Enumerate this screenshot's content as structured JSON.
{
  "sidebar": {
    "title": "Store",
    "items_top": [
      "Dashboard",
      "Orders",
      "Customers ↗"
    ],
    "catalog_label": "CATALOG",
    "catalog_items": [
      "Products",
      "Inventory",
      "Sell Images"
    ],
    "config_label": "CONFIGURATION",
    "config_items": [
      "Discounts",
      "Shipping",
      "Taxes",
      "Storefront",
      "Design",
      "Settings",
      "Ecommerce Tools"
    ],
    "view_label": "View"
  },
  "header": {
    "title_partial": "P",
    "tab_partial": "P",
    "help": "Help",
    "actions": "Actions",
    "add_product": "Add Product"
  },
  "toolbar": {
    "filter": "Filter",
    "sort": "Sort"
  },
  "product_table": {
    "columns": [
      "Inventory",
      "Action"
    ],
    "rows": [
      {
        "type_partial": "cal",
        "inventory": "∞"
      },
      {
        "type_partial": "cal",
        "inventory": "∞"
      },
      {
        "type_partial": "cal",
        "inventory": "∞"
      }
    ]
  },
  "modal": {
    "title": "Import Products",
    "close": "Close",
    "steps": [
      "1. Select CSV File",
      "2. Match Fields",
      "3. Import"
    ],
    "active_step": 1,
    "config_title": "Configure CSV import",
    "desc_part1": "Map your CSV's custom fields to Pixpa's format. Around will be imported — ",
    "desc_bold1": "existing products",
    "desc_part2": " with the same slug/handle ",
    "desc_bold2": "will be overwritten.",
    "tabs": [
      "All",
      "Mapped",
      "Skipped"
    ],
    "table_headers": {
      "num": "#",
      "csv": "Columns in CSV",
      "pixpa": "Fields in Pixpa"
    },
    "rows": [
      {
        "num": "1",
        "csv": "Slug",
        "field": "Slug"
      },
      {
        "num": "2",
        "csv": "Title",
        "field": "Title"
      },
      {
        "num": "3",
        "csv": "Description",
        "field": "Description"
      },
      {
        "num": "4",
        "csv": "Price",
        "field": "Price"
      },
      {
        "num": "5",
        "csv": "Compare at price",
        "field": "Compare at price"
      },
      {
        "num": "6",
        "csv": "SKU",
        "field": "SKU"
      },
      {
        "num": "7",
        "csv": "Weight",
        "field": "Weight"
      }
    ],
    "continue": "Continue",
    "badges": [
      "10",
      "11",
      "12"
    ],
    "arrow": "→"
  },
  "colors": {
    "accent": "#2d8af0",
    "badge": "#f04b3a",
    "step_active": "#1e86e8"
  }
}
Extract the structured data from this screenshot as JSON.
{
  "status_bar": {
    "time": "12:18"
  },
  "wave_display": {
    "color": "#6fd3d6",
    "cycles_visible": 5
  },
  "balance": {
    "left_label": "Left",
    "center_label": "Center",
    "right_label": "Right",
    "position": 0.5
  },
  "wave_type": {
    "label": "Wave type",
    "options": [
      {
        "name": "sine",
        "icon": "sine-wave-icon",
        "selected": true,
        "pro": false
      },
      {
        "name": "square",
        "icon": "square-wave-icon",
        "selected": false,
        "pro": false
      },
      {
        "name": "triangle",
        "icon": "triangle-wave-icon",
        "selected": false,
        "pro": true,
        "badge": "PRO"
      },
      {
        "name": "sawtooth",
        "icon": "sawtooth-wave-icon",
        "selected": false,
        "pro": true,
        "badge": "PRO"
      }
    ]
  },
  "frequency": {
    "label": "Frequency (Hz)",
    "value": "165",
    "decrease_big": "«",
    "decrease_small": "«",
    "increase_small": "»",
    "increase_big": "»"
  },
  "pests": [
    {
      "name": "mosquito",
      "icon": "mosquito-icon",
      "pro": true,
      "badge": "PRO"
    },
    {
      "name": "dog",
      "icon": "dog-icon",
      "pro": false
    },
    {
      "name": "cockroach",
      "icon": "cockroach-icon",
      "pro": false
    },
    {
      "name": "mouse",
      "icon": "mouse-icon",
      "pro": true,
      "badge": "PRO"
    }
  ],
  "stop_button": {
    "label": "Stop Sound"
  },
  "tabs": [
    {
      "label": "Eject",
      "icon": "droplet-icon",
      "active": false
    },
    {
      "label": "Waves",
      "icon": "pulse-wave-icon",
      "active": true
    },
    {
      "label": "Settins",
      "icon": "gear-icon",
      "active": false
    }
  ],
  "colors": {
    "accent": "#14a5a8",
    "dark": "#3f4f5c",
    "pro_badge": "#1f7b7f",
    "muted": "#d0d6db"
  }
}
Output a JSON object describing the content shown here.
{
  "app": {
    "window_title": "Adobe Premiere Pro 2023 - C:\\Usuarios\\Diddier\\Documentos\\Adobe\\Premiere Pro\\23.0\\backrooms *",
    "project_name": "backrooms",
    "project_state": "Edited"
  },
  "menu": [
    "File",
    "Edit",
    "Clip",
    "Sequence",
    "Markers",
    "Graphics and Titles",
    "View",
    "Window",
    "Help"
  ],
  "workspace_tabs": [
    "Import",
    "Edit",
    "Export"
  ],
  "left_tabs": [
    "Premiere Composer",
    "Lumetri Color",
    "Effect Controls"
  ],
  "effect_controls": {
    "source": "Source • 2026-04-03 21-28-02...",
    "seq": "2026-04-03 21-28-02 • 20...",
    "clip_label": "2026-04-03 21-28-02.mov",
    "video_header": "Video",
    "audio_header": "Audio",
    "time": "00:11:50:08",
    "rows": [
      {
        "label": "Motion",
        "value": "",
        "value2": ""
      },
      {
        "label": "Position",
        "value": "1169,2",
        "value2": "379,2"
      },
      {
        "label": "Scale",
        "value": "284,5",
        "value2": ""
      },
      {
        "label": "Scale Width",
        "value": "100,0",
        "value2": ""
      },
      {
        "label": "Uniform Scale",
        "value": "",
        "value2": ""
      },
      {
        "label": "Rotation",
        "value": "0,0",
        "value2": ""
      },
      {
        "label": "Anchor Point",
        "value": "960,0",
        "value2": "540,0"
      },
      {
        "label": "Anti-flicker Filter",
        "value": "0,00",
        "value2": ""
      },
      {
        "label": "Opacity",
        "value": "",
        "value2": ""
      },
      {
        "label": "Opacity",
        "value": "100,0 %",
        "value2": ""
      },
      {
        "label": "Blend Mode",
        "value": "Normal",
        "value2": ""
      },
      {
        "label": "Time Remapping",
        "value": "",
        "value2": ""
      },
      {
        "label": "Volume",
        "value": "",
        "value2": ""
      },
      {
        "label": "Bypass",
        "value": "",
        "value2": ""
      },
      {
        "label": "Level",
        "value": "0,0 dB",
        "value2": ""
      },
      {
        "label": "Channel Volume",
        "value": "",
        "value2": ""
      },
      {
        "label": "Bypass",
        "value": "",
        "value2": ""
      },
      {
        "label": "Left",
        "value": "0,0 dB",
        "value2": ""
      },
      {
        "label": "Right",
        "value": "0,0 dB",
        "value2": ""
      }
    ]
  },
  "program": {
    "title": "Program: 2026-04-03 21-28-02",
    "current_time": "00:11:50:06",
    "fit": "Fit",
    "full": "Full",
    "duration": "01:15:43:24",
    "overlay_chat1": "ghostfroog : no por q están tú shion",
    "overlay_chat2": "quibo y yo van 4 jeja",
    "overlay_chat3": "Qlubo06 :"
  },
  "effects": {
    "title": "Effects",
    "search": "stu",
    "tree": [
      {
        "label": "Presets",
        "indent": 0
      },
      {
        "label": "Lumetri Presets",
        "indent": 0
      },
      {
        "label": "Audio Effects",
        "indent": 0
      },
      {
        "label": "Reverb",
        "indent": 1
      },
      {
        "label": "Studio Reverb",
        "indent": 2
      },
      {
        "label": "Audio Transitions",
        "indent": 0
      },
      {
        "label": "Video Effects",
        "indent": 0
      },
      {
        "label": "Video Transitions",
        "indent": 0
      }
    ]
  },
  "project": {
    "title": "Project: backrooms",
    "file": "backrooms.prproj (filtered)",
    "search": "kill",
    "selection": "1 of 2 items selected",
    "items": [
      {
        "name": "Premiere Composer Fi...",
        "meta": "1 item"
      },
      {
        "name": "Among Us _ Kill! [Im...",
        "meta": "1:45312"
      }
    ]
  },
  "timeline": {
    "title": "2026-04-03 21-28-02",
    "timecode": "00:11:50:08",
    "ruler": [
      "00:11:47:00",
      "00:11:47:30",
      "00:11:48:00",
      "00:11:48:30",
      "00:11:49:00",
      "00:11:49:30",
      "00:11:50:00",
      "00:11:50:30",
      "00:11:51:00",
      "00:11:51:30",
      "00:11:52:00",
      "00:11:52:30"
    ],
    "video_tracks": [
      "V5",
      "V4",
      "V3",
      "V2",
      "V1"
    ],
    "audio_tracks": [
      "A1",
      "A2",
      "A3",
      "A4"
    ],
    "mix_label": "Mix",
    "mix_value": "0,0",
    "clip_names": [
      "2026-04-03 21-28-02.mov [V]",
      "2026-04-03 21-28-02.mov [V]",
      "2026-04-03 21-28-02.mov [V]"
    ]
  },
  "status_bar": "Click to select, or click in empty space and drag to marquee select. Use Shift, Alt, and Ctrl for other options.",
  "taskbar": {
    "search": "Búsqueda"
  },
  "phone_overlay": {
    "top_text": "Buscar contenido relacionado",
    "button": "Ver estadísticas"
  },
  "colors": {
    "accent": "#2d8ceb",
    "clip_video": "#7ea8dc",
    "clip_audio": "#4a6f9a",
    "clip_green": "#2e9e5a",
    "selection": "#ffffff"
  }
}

# # #

- **Short exercise**
Show all lines from the data above in which the word "screenshot" appears.

- **Output below**
Enumerate this screenshot's content as structured JSON.
Extract the structured data from this screenshot as JSON.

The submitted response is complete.